▸ **DESCRIPTION OF THE TASK**: Every line that includes the word "this" is to be listed.

▸ **RAW DATA**:
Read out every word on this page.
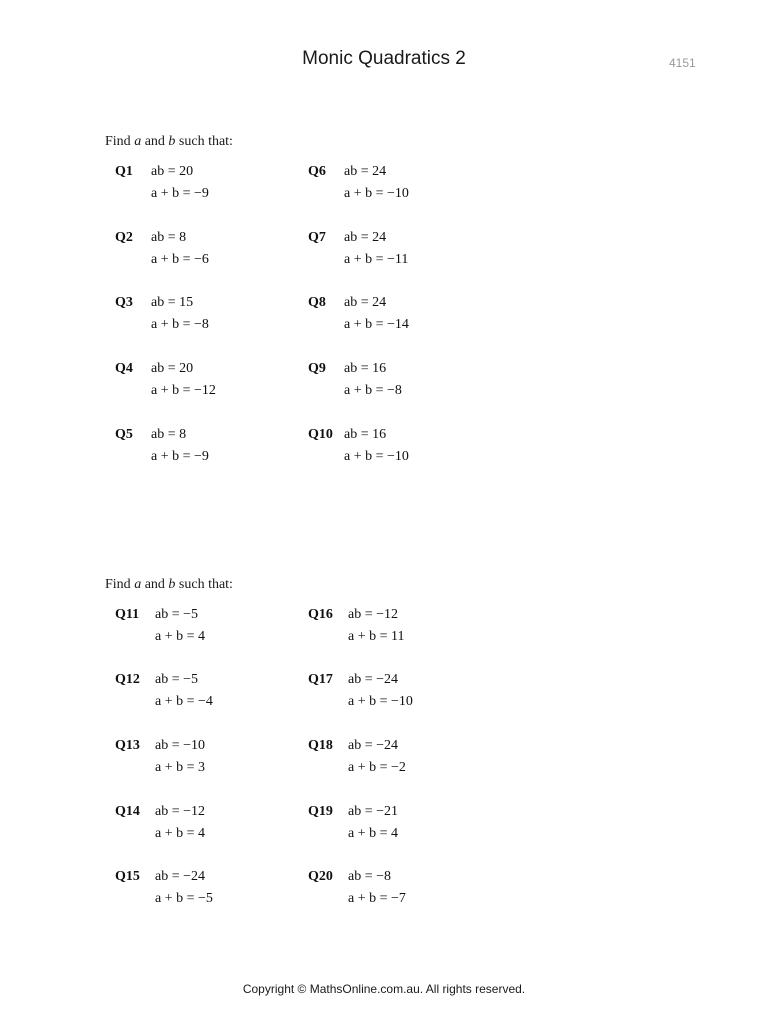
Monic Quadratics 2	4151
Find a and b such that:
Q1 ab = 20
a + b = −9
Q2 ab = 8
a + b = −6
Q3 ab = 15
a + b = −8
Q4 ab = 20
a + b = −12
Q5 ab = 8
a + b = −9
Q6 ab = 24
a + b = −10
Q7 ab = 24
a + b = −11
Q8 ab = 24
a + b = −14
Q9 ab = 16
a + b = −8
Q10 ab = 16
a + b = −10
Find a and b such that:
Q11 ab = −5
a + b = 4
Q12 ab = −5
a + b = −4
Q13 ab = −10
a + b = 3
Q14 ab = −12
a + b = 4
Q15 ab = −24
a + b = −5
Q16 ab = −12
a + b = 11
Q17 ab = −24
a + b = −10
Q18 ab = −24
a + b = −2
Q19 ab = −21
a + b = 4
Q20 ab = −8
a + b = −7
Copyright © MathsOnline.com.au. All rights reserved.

--

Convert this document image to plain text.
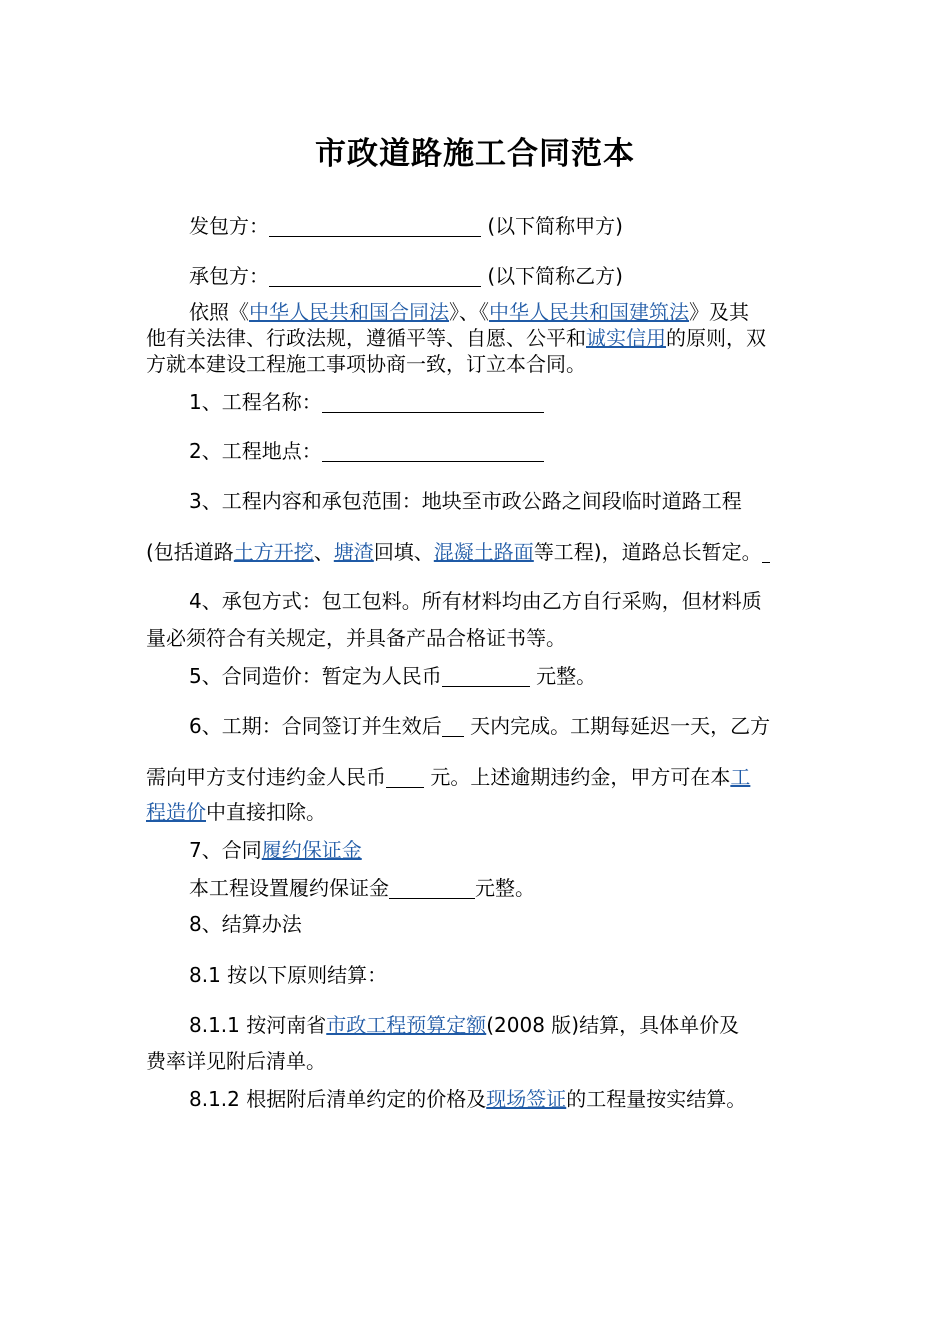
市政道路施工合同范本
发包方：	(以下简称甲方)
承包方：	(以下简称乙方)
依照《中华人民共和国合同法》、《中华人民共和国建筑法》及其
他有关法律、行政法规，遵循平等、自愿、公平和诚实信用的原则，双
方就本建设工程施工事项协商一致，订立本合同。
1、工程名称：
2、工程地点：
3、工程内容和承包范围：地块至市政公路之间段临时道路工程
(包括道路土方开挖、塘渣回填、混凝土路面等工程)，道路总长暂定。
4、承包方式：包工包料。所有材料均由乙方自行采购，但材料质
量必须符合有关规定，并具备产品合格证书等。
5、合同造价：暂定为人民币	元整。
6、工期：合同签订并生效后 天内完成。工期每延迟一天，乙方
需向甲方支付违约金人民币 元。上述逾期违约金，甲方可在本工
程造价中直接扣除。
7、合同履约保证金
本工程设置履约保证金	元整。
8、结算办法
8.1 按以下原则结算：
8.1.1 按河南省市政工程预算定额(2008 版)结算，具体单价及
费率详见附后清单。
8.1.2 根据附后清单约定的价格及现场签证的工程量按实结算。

▸ **SOLUTION BELOW**:
Read out every word on this page.
Convert this document image to plain text.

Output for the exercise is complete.